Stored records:
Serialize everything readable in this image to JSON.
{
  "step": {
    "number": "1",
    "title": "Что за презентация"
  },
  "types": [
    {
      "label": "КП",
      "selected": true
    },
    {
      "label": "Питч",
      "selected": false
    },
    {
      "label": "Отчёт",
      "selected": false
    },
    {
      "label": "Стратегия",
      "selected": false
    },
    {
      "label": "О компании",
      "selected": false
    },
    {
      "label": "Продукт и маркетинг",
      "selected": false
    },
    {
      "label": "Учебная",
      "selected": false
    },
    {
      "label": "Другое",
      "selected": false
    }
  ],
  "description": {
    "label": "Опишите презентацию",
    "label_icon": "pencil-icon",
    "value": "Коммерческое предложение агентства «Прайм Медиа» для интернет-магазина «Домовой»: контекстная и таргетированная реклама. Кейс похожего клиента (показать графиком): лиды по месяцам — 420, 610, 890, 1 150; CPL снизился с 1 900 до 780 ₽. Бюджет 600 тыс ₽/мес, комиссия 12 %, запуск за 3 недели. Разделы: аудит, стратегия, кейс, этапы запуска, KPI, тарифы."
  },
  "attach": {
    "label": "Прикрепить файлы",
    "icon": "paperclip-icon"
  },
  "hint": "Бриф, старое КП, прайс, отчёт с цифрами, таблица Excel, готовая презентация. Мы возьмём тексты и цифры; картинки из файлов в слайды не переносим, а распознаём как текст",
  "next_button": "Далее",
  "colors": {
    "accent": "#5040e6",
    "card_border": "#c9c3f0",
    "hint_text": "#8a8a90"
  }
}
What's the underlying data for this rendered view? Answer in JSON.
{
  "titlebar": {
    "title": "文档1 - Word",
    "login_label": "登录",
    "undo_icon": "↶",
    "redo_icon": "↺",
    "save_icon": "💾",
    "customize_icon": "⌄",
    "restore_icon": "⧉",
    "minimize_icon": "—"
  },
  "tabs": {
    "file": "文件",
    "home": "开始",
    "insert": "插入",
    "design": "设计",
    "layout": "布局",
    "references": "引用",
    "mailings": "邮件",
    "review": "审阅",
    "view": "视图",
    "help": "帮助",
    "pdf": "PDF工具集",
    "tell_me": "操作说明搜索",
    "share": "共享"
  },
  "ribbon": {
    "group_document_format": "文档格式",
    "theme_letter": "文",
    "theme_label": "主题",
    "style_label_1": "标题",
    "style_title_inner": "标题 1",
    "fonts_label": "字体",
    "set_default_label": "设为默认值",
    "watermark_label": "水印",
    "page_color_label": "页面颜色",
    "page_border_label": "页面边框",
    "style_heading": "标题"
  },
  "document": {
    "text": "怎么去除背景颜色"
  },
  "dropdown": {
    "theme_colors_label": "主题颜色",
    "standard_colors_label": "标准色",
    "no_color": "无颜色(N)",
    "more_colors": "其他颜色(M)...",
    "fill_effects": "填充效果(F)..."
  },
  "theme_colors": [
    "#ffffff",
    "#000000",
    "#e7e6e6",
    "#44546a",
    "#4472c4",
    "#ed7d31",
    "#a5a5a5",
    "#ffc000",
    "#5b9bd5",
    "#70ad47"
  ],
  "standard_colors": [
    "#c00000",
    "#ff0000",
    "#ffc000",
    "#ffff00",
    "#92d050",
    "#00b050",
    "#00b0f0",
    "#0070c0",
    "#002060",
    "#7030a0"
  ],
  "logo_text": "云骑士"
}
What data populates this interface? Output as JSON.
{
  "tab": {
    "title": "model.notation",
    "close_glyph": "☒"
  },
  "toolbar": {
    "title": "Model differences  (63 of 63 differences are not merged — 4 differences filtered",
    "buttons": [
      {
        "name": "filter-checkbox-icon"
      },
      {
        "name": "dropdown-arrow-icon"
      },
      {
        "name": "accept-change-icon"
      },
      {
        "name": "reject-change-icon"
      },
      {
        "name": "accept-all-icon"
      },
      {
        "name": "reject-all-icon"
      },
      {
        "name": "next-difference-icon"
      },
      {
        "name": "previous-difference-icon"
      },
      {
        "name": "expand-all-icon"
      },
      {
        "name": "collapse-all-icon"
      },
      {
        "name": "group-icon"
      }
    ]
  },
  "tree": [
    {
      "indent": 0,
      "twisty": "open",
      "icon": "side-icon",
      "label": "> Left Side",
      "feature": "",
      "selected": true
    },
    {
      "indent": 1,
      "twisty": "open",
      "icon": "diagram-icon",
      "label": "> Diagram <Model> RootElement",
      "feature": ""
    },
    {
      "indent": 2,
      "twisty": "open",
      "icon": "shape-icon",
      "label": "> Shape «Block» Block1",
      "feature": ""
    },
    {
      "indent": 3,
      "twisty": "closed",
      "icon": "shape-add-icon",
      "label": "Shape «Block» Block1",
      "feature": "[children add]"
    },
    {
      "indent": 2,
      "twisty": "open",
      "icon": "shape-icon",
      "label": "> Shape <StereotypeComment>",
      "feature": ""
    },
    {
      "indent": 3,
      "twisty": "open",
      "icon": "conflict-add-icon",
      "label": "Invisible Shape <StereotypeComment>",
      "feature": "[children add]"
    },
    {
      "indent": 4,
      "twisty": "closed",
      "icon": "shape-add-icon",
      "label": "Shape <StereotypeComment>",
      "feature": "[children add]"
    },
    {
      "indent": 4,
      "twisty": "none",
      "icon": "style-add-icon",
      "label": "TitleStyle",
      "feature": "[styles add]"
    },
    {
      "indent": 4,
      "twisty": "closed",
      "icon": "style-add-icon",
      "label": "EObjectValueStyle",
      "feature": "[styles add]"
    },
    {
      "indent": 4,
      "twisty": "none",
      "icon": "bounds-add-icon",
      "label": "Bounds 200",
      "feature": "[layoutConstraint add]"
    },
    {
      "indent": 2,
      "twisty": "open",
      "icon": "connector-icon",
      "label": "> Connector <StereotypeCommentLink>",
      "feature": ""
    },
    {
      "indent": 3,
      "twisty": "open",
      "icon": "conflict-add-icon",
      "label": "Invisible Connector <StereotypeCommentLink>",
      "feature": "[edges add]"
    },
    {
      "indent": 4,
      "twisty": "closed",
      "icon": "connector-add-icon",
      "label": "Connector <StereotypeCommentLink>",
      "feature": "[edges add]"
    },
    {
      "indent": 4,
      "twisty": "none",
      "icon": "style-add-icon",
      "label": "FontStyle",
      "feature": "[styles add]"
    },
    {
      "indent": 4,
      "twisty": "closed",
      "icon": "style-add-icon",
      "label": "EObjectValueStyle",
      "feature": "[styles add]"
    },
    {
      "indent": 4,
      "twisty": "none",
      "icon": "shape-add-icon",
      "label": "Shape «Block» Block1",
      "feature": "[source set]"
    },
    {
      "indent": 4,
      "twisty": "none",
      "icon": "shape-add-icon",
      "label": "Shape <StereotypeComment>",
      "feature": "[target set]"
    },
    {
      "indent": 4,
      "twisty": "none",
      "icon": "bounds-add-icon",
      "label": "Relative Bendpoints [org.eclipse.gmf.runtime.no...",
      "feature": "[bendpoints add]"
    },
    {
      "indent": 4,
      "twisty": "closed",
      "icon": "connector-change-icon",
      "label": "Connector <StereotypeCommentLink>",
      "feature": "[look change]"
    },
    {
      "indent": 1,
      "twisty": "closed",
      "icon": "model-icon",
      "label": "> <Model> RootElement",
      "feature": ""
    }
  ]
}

SET PROBLEM: Copy each line of the preceding data that contains the string "Invisible".

TASK ANSWER:
      "label": "Invisible Shape <StereotypeComment>",
      "label": "Invisible Connector <StereotypeCommentLink>",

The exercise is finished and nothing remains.